* Begin DATA SHOWN *

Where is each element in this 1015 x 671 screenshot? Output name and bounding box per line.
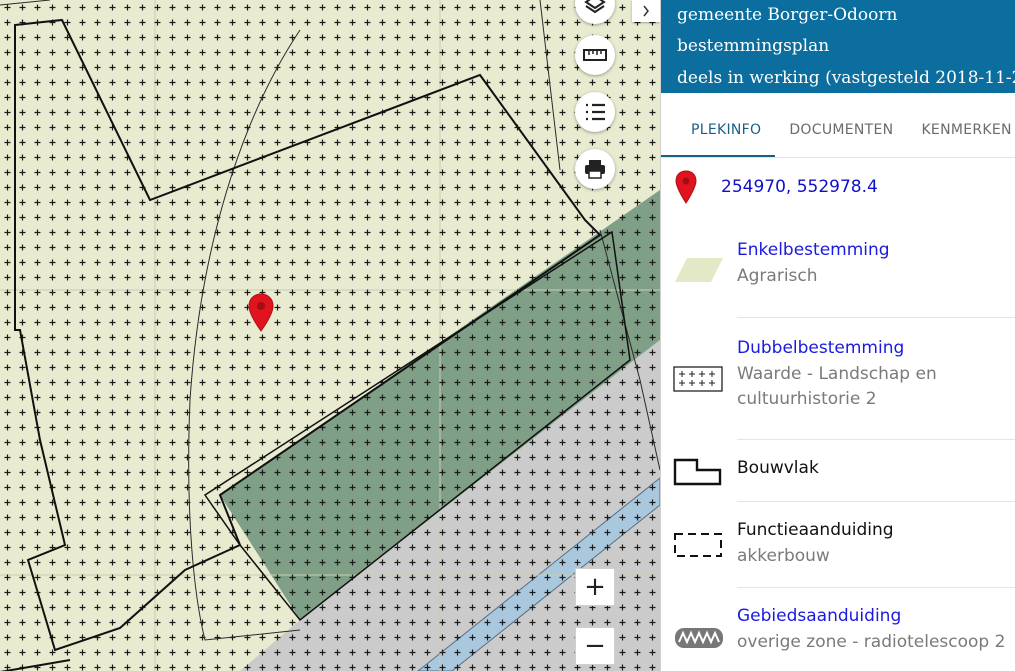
legend-title-gebiedsaanduiding[interactable]: Gebiedsaanduiding (737, 606, 901, 626)
map-view[interactable]: + − (0, 0, 660, 671)
divider (737, 439, 1015, 440)
legend-subtitle-gebiedsaanduiding: overige zone - radiotelescoop 2 (737, 632, 1006, 652)
tab-kenmerken[interactable]: KENMERKEN (907, 117, 1015, 157)
zigzag-pattern-icon (675, 628, 723, 648)
zoom-out-button[interactable]: − (575, 627, 615, 665)
legend-item-dubbelbestemming: Dubbelbestemming Waarde - Landschap en c… (661, 336, 1015, 436)
tab-documenten[interactable]: DOCUMENTEN (775, 117, 907, 157)
legend-item-functieaanduiding: Functieaanduiding akkerbouw (661, 518, 1015, 584)
coordinates-text: 254970, 552978.4 (721, 177, 878, 197)
legend-title-functieaanduiding: Functieaanduiding (737, 520, 894, 540)
zoom-in-button[interactable]: + (575, 568, 615, 606)
legend-title-enkelbestemming[interactable]: Enkelbestemming (737, 240, 890, 260)
tab-bar: PLEKINFO DOCUMENTEN KENMERKEN (661, 93, 1015, 158)
divider (737, 317, 1015, 318)
plan-type: bestemmingsplan (677, 36, 830, 56)
plan-status: deels in werking (vastgesteld 2018-11-29… (677, 68, 1015, 88)
dashed-rectangle-icon (674, 533, 722, 557)
divider (737, 587, 1015, 588)
building-outline-icon (673, 458, 722, 486)
plan-header: gemeente Borger-Odoorn bestemmingsplan d… (661, 0, 1015, 93)
info-panel: gemeente Borger-Odoorn bestemmingsplan d… (660, 0, 1015, 671)
layers-icon (584, 0, 606, 14)
ruler-icon (583, 49, 607, 61)
legend-item-bouwvlak: Bouwvlak (661, 456, 1015, 500)
chevron-right-icon (643, 5, 649, 17)
legend-title-bouwvlak: Bouwvlak (737, 458, 819, 478)
measure-button[interactable] (575, 35, 615, 75)
legend-subtitle-dubbelbestemming: Waarde - Landschap en cultuurhistorie 2 (737, 364, 937, 409)
municipality-name: gemeente Borger-Odoorn (677, 5, 898, 25)
map-canvas[interactable] (0, 0, 660, 671)
tab-plekinfo[interactable]: PLEKINFO (661, 117, 776, 157)
crosses-pattern-icon (673, 366, 723, 392)
print-button[interactable] (575, 149, 615, 189)
legend-title-dubbelbestemming[interactable]: Dubbelbestemming (737, 338, 904, 358)
legend-subtitle-functieaanduiding: akkerbouw (737, 546, 830, 566)
map-pin-icon (675, 170, 697, 204)
location-row: 254970, 552978.4 (675, 170, 878, 204)
divider (737, 501, 1015, 502)
legend-list-icon (586, 103, 605, 121)
printer-icon (585, 160, 605, 179)
location-marker-icon (248, 293, 274, 332)
legend-button[interactable] (575, 92, 615, 132)
crosses-overlay (0, 0, 660, 671)
legend-item-enkelbestemming: Enkelbestemming Agrarisch (661, 238, 1015, 318)
legend-subtitle-enkelbestemming: Agrarisch (737, 266, 818, 286)
parallelogram-swatch-icon (675, 258, 723, 282)
collapse-panel-button[interactable] (632, 0, 660, 22)
legend-item-gebiedsaanduiding: Gebiedsaanduiding overige zone - radiote… (661, 604, 1015, 670)
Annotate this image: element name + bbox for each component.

* End DATA SHOWN *

§ TASK DESCRIPTION
Copy out, word for word, the stretch of lines in the material from the one containing "606, 901, 626)" through the one containing "plan-header: gemeente Borger-Odoorn", including both of those lines.

§ ANSWER TO THE EXERCISE
legend-title-gebiedsaanduiding[interactable]: Gebiedsaanduiding (737, 606, 901, 626)
map-view[interactable]: + − (0, 0, 660, 671)
divider (737, 439, 1015, 440)
legend-subtitle-gebiedsaanduiding: overige zone - radiotelescoop 2 (737, 632, 1006, 652)
tab-kenmerken[interactable]: KENMERKEN (907, 117, 1015, 157)
zigzag-pattern-icon (675, 628, 723, 648)
zoom-out-button[interactable]: − (575, 627, 615, 665)
legend-item-dubbelbestemming: Dubbelbestemming Waarde - Landschap en c… (661, 336, 1015, 436)
tab-documenten[interactable]: DOCUMENTEN (775, 117, 907, 157)
legend-item-functieaanduiding: Functieaanduiding akkerbouw (661, 518, 1015, 584)
coordinates-text: 254970, 552978.4 (721, 177, 878, 197)
legend-title-functieaanduiding: Functieaanduiding (737, 520, 894, 540)
zoom-in-button[interactable]: + (575, 568, 615, 606)
legend-title-enkelbestemming[interactable]: Enkelbestemming (737, 240, 890, 260)
tab-bar: PLEKINFO DOCUMENTEN KENMERKEN (661, 93, 1015, 158)
divider (737, 317, 1015, 318)
plan-type: bestemmingsplan (677, 36, 830, 56)
plan-status: deels in werking (vastgesteld 2018-11-29… (677, 68, 1015, 88)
dashed-rectangle-icon (674, 533, 722, 557)
divider (737, 587, 1015, 588)
building-outline-icon (673, 458, 722, 486)
plan-header: gemeente Borger-Odoorn bestemmingsplan d… (661, 0, 1015, 93)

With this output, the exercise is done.